● RECORD EXCERPTS

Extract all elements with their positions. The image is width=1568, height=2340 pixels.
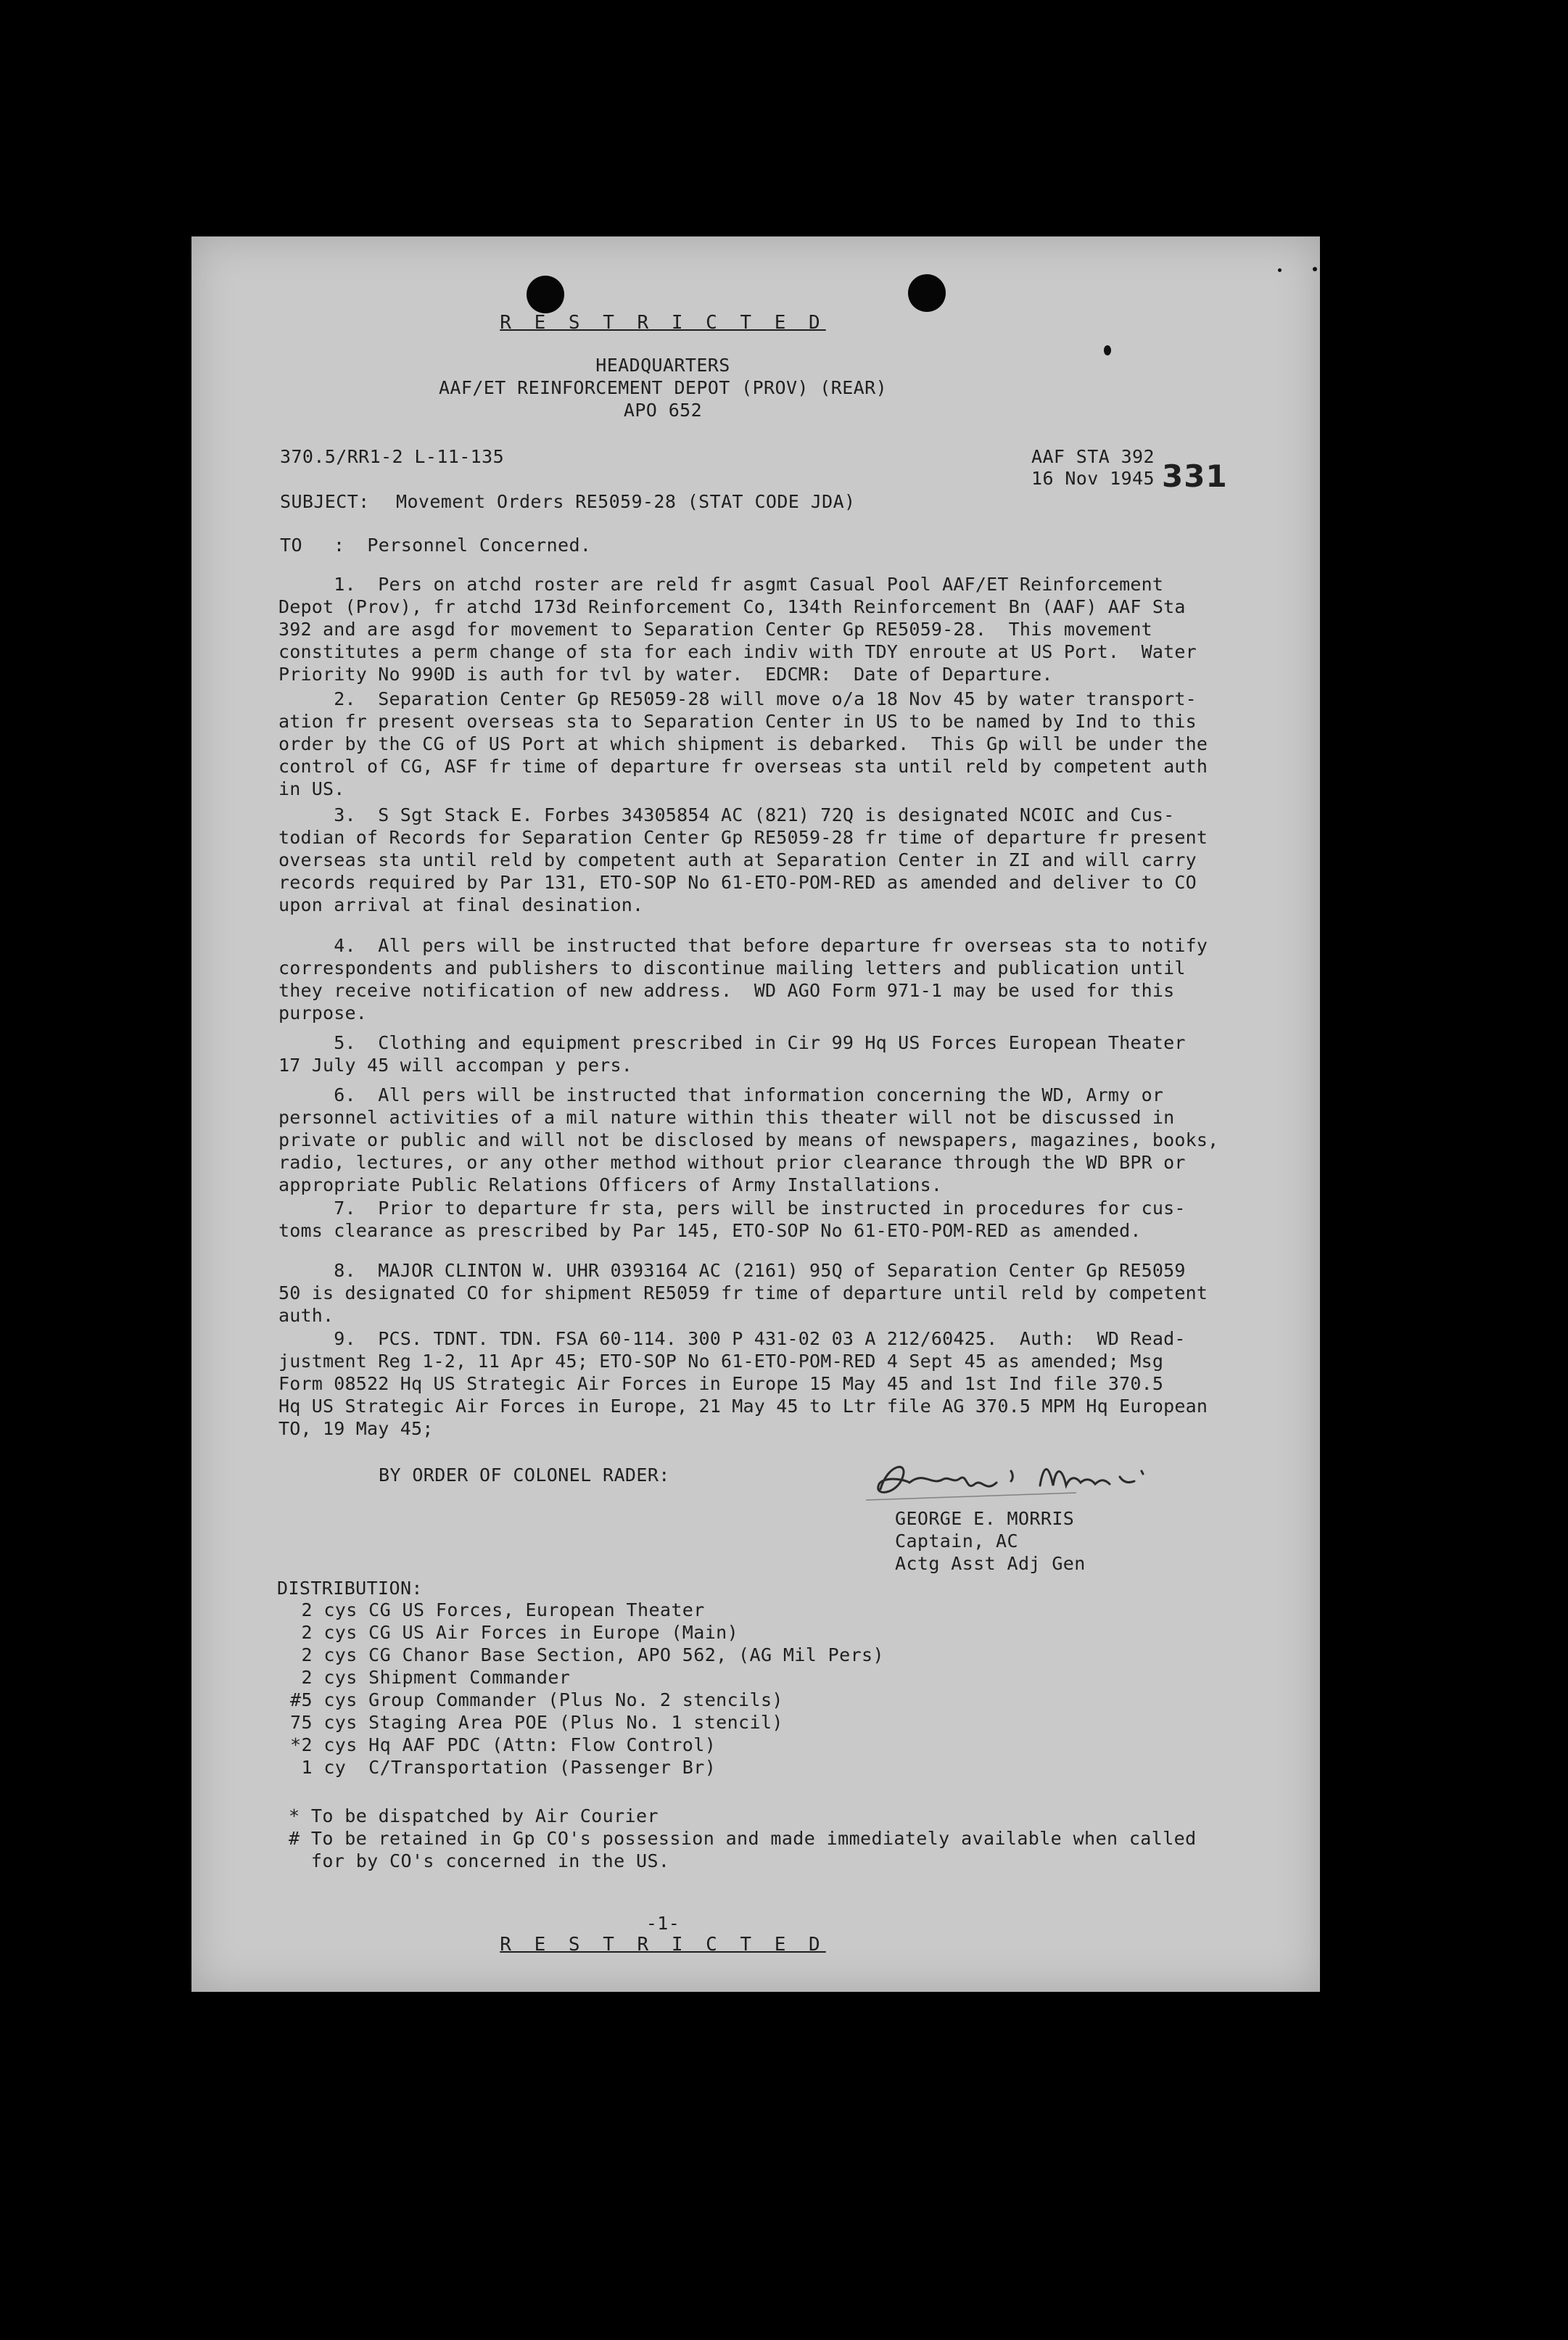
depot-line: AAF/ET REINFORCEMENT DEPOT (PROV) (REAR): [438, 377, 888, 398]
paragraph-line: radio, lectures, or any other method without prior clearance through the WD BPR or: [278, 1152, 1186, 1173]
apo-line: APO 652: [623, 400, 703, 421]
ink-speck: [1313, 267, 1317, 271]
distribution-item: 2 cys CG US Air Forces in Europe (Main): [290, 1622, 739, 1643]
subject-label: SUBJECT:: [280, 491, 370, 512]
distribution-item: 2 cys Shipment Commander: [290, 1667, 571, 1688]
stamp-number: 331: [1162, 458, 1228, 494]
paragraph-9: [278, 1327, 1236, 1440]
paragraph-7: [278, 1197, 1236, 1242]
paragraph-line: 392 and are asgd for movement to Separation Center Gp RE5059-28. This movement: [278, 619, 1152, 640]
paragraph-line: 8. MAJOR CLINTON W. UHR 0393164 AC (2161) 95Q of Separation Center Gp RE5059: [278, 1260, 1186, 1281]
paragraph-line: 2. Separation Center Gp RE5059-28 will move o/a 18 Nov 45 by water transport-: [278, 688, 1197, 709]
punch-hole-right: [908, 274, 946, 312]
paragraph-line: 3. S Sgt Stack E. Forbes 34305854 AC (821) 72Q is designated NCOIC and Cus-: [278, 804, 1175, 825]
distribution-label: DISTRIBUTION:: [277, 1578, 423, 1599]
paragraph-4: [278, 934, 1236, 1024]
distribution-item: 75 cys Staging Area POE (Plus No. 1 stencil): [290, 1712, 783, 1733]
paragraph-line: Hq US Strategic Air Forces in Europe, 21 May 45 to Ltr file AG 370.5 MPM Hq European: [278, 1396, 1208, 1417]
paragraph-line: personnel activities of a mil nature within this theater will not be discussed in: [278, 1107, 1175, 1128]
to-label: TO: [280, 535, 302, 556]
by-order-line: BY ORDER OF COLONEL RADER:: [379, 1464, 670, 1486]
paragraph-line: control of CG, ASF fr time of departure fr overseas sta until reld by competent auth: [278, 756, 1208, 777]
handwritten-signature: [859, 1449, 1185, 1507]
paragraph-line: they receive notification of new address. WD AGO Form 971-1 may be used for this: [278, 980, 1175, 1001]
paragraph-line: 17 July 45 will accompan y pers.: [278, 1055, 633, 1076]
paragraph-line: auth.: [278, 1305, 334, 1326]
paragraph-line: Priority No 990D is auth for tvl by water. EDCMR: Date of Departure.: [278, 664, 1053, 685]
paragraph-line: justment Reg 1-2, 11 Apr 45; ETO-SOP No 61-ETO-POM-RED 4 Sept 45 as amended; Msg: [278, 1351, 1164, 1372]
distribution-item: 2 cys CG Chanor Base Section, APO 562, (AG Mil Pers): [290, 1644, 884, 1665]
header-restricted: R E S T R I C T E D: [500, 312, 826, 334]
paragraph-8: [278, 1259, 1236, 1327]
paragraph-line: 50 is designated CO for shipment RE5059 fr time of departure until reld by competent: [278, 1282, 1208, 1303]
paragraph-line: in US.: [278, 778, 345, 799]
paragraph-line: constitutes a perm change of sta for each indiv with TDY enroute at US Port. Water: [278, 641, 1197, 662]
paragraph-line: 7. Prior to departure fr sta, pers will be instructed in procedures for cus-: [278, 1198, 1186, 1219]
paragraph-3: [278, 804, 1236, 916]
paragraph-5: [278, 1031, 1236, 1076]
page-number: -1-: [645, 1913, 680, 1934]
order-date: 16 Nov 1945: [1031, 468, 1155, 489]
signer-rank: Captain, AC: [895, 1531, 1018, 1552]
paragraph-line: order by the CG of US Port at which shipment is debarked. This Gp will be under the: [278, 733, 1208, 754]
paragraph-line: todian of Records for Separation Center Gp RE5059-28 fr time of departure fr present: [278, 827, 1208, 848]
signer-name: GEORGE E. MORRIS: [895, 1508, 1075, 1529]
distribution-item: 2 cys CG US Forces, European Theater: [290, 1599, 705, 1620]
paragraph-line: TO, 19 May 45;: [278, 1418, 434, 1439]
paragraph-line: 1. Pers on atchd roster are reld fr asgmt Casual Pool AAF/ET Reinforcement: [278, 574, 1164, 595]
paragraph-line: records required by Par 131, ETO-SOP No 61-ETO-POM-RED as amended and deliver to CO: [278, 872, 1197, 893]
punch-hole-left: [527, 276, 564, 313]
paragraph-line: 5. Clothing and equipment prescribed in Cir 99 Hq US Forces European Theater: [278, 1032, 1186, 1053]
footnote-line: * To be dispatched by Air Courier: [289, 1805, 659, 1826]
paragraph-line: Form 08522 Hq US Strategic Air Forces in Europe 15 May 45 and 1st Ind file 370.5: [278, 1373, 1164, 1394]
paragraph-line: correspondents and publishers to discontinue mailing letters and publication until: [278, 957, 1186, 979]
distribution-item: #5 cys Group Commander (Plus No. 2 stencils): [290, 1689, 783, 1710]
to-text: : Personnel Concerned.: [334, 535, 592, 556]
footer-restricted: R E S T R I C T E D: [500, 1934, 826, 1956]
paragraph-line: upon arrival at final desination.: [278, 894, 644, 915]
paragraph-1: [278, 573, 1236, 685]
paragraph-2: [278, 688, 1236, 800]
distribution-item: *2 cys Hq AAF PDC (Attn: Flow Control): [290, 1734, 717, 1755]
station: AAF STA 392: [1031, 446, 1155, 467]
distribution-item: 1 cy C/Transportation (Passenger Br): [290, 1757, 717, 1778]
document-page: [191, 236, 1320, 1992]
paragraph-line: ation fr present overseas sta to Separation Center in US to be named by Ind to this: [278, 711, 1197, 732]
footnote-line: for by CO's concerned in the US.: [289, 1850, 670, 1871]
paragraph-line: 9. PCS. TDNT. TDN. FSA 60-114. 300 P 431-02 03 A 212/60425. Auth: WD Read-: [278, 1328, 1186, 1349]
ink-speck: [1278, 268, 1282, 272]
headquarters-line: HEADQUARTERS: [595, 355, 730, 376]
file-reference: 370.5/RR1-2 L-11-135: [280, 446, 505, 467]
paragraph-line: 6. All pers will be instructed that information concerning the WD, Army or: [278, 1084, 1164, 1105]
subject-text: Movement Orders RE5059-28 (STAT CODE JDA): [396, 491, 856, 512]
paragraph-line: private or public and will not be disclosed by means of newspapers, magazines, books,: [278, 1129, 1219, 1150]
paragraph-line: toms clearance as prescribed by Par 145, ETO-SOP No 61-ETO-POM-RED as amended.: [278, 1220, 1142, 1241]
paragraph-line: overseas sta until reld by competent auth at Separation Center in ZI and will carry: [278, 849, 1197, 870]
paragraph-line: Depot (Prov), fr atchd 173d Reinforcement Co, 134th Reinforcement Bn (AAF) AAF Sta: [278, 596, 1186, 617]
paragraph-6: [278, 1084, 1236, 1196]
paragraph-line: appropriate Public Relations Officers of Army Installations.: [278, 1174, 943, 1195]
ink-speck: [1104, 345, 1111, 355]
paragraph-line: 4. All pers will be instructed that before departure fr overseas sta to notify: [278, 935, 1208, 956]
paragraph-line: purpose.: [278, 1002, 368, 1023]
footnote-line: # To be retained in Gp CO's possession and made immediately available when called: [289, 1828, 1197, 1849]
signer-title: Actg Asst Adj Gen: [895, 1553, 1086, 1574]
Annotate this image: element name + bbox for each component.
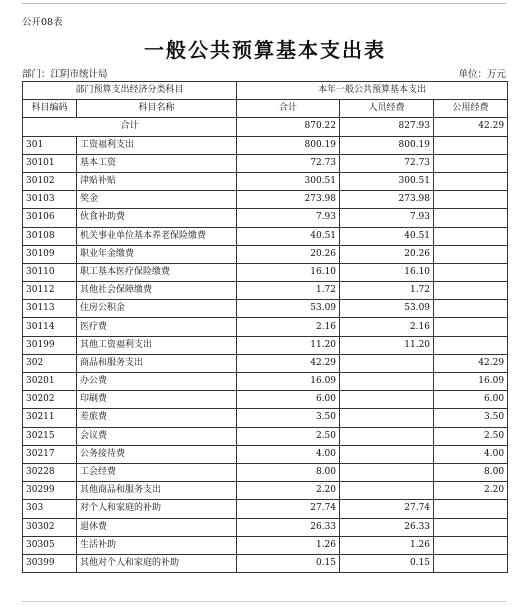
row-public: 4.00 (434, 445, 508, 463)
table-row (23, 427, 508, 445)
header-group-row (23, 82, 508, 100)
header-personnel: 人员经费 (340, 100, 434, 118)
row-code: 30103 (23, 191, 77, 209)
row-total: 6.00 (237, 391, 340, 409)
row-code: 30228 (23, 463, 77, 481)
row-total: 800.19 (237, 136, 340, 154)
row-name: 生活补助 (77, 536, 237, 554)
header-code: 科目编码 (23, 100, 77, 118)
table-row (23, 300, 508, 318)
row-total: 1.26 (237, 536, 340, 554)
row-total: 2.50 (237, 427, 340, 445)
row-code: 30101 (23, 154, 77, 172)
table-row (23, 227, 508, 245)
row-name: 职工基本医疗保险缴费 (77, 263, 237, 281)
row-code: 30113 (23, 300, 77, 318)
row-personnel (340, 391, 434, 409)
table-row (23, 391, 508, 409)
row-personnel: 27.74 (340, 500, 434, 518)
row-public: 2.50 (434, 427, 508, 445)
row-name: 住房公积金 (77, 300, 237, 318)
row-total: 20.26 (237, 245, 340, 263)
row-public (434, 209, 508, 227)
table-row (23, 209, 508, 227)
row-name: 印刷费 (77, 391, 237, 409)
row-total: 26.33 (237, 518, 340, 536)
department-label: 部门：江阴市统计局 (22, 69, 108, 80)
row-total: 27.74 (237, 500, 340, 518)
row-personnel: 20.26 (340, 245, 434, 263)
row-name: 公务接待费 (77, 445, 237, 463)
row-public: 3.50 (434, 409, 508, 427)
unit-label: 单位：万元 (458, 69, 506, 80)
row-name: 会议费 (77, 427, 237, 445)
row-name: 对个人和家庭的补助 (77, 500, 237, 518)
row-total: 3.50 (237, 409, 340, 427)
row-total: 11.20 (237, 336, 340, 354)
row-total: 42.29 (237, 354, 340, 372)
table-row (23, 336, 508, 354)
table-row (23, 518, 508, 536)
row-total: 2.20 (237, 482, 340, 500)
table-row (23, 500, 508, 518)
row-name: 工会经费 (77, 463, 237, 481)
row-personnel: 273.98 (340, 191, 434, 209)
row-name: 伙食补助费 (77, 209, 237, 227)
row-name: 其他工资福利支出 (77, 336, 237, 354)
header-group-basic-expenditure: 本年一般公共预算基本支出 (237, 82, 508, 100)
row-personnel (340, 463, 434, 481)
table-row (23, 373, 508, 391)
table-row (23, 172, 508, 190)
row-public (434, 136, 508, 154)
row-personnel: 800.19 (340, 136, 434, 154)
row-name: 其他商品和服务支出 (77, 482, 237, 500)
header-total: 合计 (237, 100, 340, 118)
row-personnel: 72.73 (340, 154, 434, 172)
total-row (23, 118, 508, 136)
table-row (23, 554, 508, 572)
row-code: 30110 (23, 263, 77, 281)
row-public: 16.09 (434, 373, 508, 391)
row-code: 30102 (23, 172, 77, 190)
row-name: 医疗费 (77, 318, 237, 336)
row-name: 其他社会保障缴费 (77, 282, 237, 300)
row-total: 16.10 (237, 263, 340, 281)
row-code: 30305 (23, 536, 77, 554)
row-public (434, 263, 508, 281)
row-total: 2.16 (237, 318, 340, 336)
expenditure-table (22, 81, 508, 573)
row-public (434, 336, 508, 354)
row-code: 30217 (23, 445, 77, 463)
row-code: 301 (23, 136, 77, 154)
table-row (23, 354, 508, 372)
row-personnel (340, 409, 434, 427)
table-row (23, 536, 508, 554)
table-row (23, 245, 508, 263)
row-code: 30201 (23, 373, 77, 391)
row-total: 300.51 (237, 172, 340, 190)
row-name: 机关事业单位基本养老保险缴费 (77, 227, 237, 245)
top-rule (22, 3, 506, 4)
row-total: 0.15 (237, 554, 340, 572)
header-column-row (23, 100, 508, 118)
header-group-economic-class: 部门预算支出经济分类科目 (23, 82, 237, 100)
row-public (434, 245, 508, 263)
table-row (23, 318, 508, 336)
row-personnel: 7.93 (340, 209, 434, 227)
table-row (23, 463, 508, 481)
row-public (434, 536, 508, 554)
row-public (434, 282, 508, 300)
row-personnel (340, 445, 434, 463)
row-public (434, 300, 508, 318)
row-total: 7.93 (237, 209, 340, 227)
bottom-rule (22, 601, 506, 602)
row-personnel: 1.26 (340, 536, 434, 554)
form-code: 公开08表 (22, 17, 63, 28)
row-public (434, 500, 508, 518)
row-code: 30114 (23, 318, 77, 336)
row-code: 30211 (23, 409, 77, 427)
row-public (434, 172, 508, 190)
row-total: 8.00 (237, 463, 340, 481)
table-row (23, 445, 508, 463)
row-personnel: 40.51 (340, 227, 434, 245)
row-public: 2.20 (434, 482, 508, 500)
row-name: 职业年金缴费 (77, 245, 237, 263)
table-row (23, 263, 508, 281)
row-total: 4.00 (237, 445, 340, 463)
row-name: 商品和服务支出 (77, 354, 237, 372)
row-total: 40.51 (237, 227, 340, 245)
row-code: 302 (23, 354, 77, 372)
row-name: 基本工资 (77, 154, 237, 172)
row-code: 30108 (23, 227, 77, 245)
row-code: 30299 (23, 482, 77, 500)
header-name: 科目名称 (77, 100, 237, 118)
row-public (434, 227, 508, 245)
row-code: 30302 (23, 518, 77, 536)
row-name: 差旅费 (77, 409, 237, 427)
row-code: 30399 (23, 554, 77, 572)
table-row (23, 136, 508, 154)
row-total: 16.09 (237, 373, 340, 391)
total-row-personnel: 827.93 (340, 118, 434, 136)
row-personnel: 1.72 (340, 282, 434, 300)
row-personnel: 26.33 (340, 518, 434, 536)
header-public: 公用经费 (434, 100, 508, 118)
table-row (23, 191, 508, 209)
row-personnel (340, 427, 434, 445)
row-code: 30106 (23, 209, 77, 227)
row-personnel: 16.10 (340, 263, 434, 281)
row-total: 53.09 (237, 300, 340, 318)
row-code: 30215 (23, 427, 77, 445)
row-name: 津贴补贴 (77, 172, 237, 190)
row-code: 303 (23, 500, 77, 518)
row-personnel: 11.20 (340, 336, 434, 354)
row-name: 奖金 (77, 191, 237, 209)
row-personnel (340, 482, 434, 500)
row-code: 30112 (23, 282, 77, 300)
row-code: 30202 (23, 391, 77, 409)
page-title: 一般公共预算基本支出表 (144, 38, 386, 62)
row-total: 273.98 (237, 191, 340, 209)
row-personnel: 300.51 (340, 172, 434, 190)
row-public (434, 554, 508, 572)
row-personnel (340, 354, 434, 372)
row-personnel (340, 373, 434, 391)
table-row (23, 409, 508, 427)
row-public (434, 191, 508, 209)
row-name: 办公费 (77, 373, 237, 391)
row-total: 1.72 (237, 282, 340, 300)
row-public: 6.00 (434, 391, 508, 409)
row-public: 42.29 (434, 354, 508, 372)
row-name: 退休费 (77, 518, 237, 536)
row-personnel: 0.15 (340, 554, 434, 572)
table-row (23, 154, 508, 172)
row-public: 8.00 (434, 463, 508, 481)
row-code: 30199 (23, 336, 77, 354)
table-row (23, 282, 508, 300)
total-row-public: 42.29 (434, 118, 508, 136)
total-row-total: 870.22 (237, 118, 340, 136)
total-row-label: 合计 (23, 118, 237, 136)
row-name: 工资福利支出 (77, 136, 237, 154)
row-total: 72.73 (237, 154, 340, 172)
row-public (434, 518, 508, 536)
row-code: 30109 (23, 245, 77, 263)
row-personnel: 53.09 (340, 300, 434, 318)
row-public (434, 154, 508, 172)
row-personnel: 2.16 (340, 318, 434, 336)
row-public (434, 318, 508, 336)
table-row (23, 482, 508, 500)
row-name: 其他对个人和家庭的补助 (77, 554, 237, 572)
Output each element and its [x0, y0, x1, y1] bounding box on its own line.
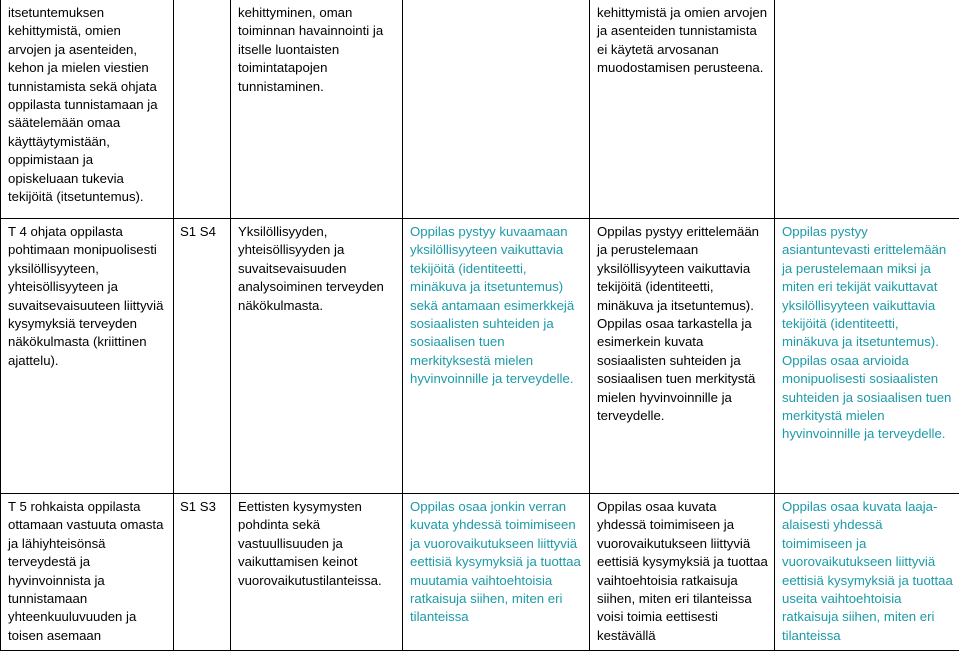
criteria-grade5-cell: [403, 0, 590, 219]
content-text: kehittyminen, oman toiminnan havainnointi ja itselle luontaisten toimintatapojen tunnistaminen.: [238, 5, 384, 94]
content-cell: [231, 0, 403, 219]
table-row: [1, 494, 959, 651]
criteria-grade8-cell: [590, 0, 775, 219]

● GIVEN TASK
Copy out the items above, from the line containing "criteria-grade5-cell: [403, 0, 590, 219]" through the last line, keeping each line unchanged.

● FULL ANSWER
criteria-grade5-cell: [403, 0, 590, 219]
content-text: kehittyminen, oman toiminnan havainnointi ja itselle luontaisten toimintatapojen tunnistaminen.: [238, 5, 384, 94]
content-cell: [231, 0, 403, 219]
table-row: [1, 494, 959, 651]
criteria-grade8-cell: [590, 0, 775, 219]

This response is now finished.